BRIEF
Pictures stay out of your copy, but everything else in the records below must be repeated exactly.

:: SOURCE DATA ::

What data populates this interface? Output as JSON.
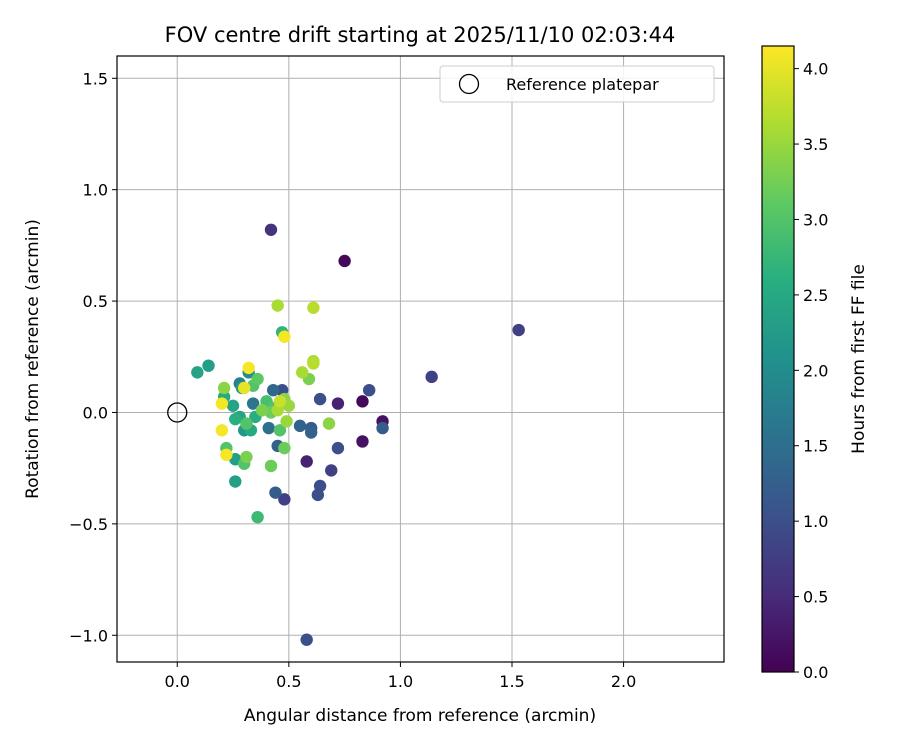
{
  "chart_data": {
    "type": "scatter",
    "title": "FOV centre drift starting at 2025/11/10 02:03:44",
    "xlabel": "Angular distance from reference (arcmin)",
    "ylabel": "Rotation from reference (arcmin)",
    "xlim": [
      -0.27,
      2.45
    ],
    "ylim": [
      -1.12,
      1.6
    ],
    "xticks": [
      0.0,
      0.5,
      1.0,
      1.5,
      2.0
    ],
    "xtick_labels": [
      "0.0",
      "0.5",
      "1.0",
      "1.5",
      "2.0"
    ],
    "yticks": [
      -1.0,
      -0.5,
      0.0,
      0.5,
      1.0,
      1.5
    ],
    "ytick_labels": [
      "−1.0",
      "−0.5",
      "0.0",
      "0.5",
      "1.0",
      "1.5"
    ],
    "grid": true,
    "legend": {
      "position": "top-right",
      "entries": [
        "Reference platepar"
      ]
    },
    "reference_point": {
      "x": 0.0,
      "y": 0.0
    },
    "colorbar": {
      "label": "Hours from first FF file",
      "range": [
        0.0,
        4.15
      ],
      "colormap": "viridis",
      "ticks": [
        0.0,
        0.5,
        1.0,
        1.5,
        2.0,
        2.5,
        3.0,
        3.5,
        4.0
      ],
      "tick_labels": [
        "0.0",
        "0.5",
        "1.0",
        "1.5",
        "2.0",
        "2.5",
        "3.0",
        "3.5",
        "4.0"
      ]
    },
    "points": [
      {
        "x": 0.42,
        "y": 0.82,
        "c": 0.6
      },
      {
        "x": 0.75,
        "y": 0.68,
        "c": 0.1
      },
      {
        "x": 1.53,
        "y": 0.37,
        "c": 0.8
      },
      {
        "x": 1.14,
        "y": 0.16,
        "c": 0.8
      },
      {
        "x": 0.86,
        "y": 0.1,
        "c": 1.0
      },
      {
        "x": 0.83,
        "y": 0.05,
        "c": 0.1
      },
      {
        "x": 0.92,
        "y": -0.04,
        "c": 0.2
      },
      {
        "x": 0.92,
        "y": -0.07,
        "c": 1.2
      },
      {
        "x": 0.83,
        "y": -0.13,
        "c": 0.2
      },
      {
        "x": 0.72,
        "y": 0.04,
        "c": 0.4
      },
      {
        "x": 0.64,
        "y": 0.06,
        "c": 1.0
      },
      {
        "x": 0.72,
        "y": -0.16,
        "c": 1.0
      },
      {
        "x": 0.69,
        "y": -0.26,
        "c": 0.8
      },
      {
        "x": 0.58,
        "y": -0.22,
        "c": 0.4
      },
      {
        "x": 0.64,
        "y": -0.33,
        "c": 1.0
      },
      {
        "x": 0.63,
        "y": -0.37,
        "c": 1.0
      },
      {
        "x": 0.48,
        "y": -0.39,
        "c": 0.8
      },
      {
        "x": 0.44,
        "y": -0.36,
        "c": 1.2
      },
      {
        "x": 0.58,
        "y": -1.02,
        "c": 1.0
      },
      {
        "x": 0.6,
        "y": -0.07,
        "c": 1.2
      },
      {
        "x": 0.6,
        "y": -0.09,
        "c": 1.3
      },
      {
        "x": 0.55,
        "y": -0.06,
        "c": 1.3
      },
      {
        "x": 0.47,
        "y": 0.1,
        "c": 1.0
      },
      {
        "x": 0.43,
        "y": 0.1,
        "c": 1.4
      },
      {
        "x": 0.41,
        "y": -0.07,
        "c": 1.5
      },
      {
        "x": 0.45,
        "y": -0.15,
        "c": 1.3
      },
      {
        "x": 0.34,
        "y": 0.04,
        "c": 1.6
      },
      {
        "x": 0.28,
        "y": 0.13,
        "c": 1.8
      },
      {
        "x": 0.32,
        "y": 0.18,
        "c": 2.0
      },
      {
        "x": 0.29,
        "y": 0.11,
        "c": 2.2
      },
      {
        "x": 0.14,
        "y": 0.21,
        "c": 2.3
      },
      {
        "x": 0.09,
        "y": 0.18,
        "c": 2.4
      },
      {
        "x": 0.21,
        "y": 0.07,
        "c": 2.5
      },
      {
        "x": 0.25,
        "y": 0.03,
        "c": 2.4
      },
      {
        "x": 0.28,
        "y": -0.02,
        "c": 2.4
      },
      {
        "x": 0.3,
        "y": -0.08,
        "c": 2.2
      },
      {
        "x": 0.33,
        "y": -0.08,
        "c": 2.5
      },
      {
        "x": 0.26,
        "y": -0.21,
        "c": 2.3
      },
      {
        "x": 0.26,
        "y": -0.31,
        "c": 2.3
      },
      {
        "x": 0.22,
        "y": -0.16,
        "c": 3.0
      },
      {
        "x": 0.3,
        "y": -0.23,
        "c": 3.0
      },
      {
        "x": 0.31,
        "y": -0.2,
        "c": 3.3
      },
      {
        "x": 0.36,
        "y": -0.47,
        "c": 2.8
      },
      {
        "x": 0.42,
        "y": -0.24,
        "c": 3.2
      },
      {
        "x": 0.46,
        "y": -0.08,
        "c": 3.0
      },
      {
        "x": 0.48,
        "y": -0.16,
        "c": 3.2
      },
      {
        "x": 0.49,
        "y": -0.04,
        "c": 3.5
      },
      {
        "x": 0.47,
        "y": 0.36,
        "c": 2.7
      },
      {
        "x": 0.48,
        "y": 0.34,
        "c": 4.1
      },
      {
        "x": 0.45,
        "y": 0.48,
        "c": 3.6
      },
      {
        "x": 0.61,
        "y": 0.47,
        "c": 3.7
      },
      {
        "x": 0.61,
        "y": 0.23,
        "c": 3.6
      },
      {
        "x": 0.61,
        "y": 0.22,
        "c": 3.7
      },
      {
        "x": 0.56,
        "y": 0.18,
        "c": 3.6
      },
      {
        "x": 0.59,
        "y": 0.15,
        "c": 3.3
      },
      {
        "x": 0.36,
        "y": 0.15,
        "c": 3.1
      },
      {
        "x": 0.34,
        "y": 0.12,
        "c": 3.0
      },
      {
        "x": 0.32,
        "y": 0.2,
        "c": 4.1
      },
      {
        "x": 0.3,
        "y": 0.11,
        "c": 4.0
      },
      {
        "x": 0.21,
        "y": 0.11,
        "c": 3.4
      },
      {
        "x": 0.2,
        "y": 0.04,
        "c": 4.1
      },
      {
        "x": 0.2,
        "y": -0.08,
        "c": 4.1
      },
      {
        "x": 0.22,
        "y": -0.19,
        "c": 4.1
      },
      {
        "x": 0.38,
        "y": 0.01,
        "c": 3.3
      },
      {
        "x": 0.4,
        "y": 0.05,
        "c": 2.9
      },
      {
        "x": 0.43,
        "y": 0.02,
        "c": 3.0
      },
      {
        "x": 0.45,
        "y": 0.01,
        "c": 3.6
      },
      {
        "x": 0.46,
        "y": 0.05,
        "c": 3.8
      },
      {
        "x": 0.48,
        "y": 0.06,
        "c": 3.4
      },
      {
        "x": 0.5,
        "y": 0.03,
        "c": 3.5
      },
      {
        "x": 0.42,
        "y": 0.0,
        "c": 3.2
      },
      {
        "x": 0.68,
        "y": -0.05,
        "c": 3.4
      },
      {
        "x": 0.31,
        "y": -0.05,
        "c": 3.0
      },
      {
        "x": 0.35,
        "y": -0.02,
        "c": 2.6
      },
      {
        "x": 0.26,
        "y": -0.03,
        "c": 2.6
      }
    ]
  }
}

:::

EXPECTED ANSWER
What data populates this interface? Output as JSON.
{
  "chart_data": {
    "type": "scatter",
    "title": "FOV centre drift starting at 2025/11/10 02:03:44",
    "xlabel": "Angular distance from reference (arcmin)",
    "ylabel": "Rotation from reference (arcmin)",
    "xlim": [
      -0.27,
      2.45
    ],
    "ylim": [
      -1.12,
      1.6
    ],
    "xticks": [
      0.0,
      0.5,
      1.0,
      1.5,
      2.0
    ],
    "xtick_labels": [
      "0.0",
      "0.5",
      "1.0",
      "1.5",
      "2.0"
    ],
    "yticks": [
      -1.0,
      -0.5,
      0.0,
      0.5,
      1.0,
      1.5
    ],
    "ytick_labels": [
      "−1.0",
      "−0.5",
      "0.0",
      "0.5",
      "1.0",
      "1.5"
    ],
    "grid": true,
    "legend": {
      "position": "top-right",
      "entries": [
        "Reference platepar"
      ]
    },
    "reference_point": {
      "x": 0.0,
      "y": 0.0
    },
    "colorbar": {
      "label": "Hours from first FF file",
      "range": [
        0.0,
        4.15
      ],
      "colormap": "viridis",
      "ticks": [
        0.0,
        0.5,
        1.0,
        1.5,
        2.0,
        2.5,
        3.0,
        3.5,
        4.0
      ],
      "tick_labels": [
        "0.0",
        "0.5",
        "1.0",
        "1.5",
        "2.0",
        "2.5",
        "3.0",
        "3.5",
        "4.0"
      ]
    },
    "points": [
      {
        "x": 0.42,
        "y": 0.82,
        "c": 0.6
      },
      {
        "x": 0.75,
        "y": 0.68,
        "c": 0.1
      },
      {
        "x": 1.53,
        "y": 0.37,
        "c": 0.8
      },
      {
        "x": 1.14,
        "y": 0.16,
        "c": 0.8
      },
      {
        "x": 0.86,
        "y": 0.1,
        "c": 1.0
      },
      {
        "x": 0.83,
        "y": 0.05,
        "c": 0.1
      },
      {
        "x": 0.92,
        "y": -0.04,
        "c": 0.2
      },
      {
        "x": 0.92,
        "y": -0.07,
        "c": 1.2
      },
      {
        "x": 0.83,
        "y": -0.13,
        "c": 0.2
      },
      {
        "x": 0.72,
        "y": 0.04,
        "c": 0.4
      },
      {
        "x": 0.64,
        "y": 0.06,
        "c": 1.0
      },
      {
        "x": 0.72,
        "y": -0.16,
        "c": 1.0
      },
      {
        "x": 0.69,
        "y": -0.26,
        "c": 0.8
      },
      {
        "x": 0.58,
        "y": -0.22,
        "c": 0.4
      },
      {
        "x": 0.64,
        "y": -0.33,
        "c": 1.0
      },
      {
        "x": 0.63,
        "y": -0.37,
        "c": 1.0
      },
      {
        "x": 0.48,
        "y": -0.39,
        "c": 0.8
      },
      {
        "x": 0.44,
        "y": -0.36,
        "c": 1.2
      },
      {
        "x": 0.58,
        "y": -1.02,
        "c": 1.0
      },
      {
        "x": 0.6,
        "y": -0.07,
        "c": 1.2
      },
      {
        "x": 0.6,
        "y": -0.09,
        "c": 1.3
      },
      {
        "x": 0.55,
        "y": -0.06,
        "c": 1.3
      },
      {
        "x": 0.47,
        "y": 0.1,
        "c": 1.0
      },
      {
        "x": 0.43,
        "y": 0.1,
        "c": 1.4
      },
      {
        "x": 0.41,
        "y": -0.07,
        "c": 1.5
      },
      {
        "x": 0.45,
        "y": -0.15,
        "c": 1.3
      },
      {
        "x": 0.34,
        "y": 0.04,
        "c": 1.6
      },
      {
        "x": 0.28,
        "y": 0.13,
        "c": 1.8
      },
      {
        "x": 0.32,
        "y": 0.18,
        "c": 2.0
      },
      {
        "x": 0.29,
        "y": 0.11,
        "c": 2.2
      },
      {
        "x": 0.14,
        "y": 0.21,
        "c": 2.3
      },
      {
        "x": 0.09,
        "y": 0.18,
        "c": 2.4
      },
      {
        "x": 0.21,
        "y": 0.07,
        "c": 2.5
      },
      {
        "x": 0.25,
        "y": 0.03,
        "c": 2.4
      },
      {
        "x": 0.28,
        "y": -0.02,
        "c": 2.4
      },
      {
        "x": 0.3,
        "y": -0.08,
        "c": 2.2
      },
      {
        "x": 0.33,
        "y": -0.08,
        "c": 2.5
      },
      {
        "x": 0.26,
        "y": -0.21,
        "c": 2.3
      },
      {
        "x": 0.26,
        "y": -0.31,
        "c": 2.3
      },
      {
        "x": 0.22,
        "y": -0.16,
        "c": 3.0
      },
      {
        "x": 0.3,
        "y": -0.23,
        "c": 3.0
      },
      {
        "x": 0.31,
        "y": -0.2,
        "c": 3.3
      },
      {
        "x": 0.36,
        "y": -0.47,
        "c": 2.8
      },
      {
        "x": 0.42,
        "y": -0.24,
        "c": 3.2
      },
      {
        "x": 0.46,
        "y": -0.08,
        "c": 3.0
      },
      {
        "x": 0.48,
        "y": -0.16,
        "c": 3.2
      },
      {
        "x": 0.49,
        "y": -0.04,
        "c": 3.5
      },
      {
        "x": 0.47,
        "y": 0.36,
        "c": 2.7
      },
      {
        "x": 0.48,
        "y": 0.34,
        "c": 4.1
      },
      {
        "x": 0.45,
        "y": 0.48,
        "c": 3.6
      },
      {
        "x": 0.61,
        "y": 0.47,
        "c": 3.7
      },
      {
        "x": 0.61,
        "y": 0.23,
        "c": 3.6
      },
      {
        "x": 0.61,
        "y": 0.22,
        "c": 3.7
      },
      {
        "x": 0.56,
        "y": 0.18,
        "c": 3.6
      },
      {
        "x": 0.59,
        "y": 0.15,
        "c": 3.3
      },
      {
        "x": 0.36,
        "y": 0.15,
        "c": 3.1
      },
      {
        "x": 0.34,
        "y": 0.12,
        "c": 3.0
      },
      {
        "x": 0.32,
        "y": 0.2,
        "c": 4.1
      },
      {
        "x": 0.3,
        "y": 0.11,
        "c": 4.0
      },
      {
        "x": 0.21,
        "y": 0.11,
        "c": 3.4
      },
      {
        "x": 0.2,
        "y": 0.04,
        "c": 4.1
      },
      {
        "x": 0.2,
        "y": -0.08,
        "c": 4.1
      },
      {
        "x": 0.22,
        "y": -0.19,
        "c": 4.1
      },
      {
        "x": 0.38,
        "y": 0.01,
        "c": 3.3
      },
      {
        "x": 0.4,
        "y": 0.05,
        "c": 2.9
      },
      {
        "x": 0.43,
        "y": 0.02,
        "c": 3.0
      },
      {
        "x": 0.45,
        "y": 0.01,
        "c": 3.6
      },
      {
        "x": 0.46,
        "y": 0.05,
        "c": 3.8
      },
      {
        "x": 0.48,
        "y": 0.06,
        "c": 3.4
      },
      {
        "x": 0.5,
        "y": 0.03,
        "c": 3.5
      },
      {
        "x": 0.42,
        "y": 0.0,
        "c": 3.2
      },
      {
        "x": 0.68,
        "y": -0.05,
        "c": 3.4
      },
      {
        "x": 0.31,
        "y": -0.05,
        "c": 3.0
      },
      {
        "x": 0.35,
        "y": -0.02,
        "c": 2.6
      },
      {
        "x": 0.26,
        "y": -0.03,
        "c": 2.6
      }
    ]
  }
}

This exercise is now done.